[Dataset excerpts]
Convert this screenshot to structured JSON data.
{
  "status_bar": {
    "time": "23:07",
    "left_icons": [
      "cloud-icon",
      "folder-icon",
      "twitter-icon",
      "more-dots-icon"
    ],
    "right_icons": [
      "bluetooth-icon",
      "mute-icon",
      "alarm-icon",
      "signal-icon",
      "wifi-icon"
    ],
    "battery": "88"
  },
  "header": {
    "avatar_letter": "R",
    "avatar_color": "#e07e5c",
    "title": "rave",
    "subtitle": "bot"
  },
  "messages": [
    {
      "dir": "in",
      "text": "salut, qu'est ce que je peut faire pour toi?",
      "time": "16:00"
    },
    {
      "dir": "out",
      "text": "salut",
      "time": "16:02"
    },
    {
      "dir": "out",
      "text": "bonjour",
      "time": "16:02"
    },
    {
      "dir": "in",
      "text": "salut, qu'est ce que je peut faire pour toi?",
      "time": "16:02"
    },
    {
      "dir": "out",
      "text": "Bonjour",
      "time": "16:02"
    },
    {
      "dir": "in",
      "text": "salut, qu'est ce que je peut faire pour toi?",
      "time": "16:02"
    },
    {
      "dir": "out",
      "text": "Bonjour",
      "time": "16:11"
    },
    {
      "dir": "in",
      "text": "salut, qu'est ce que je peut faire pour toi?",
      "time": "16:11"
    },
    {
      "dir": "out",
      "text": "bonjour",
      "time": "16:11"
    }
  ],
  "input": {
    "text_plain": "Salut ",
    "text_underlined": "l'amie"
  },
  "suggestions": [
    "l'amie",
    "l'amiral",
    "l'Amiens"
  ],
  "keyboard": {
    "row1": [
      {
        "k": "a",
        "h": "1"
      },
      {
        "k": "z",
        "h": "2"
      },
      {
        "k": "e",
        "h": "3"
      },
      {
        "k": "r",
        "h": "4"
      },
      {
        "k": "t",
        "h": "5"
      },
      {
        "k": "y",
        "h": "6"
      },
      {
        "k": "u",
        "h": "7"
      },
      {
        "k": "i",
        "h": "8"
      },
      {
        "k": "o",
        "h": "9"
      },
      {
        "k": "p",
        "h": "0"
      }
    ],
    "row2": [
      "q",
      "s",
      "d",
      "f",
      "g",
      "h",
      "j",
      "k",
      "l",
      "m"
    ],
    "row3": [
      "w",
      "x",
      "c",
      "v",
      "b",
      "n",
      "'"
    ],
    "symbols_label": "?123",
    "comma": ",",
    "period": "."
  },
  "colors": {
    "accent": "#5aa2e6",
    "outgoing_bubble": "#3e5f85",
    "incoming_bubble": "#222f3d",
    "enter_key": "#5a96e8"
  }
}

**Exercise goal**
Output each entry precisely as given.

**Written answer**
Convert this screenshot to structured JSON data.
{
  "status_bar": {
    "time": "23:07",
    "left_icons": [
      "cloud-icon",
      "folder-icon",
      "twitter-icon",
      "more-dots-icon"
    ],
    "right_icons": [
      "bluetooth-icon",
      "mute-icon",
      "alarm-icon",
      "signal-icon",
      "wifi-icon"
    ],
    "battery": "88"
  },
  "header": {
    "avatar_letter": "R",
    "avatar_color": "#e07e5c",
    "title": "rave",
    "subtitle": "bot"
  },
  "messages": [
    {
      "dir": "in",
      "text": "salut, qu'est ce que je peut faire pour toi?",
      "time": "16:00"
    },
    {
      "dir": "out",
      "text": "salut",
      "time": "16:02"
    },
    {
      "dir": "out",
      "text": "bonjour",
      "time": "16:02"
    },
    {
      "dir": "in",
      "text": "salut, qu'est ce que je peut faire pour toi?",
      "time": "16:02"
    },
    {
      "dir": "out",
      "text": "Bonjour",
      "time": "16:02"
    },
    {
      "dir": "in",
      "text": "salut, qu'est ce que je peut faire pour toi?",
      "time": "16:02"
    },
    {
      "dir": "out",
      "text": "Bonjour",
      "time": "16:11"
    },
    {
      "dir": "in",
      "text": "salut, qu'est ce que je peut faire pour toi?",
      "time": "16:11"
    },
    {
      "dir": "out",
      "text": "bonjour",
      "time": "16:11"
    }
  ],
  "input": {
    "text_plain": "Salut ",
    "text_underlined": "l'amie"
  },
  "suggestions": [
    "l'amie",
    "l'amiral",
    "l'Amiens"
  ],
  "keyboard": {
    "row1": [
      {
        "k": "a",
        "h": "1"
      },
      {
        "k": "z",
        "h": "2"
      },
      {
        "k": "e",
        "h": "3"
      },
      {
        "k": "r",
        "h": "4"
      },
      {
        "k": "t",
        "h": "5"
      },
      {
        "k": "y",
        "h": "6"
      },
      {
        "k": "u",
        "h": "7"
      },
      {
        "k": "i",
        "h": "8"
      },
      {
        "k": "o",
        "h": "9"
      },
      {
        "k": "p",
        "h": "0"
      }
    ],
    "row2": [
      "q",
      "s",
      "d",
      "f",
      "g",
      "h",
      "j",
      "k",
      "l",
      "m"
    ],
    "row3": [
      "w",
      "x",
      "c",
      "v",
      "b",
      "n",
      "'"
    ],
    "symbols_label": "?123",
    "comma": ",",
    "period": "."
  },
  "colors": {
    "accent": "#5aa2e6",
    "outgoing_bubble": "#3e5f85",
    "incoming_bubble": "#222f3d",
    "enter_key": "#5a96e8"
  }
}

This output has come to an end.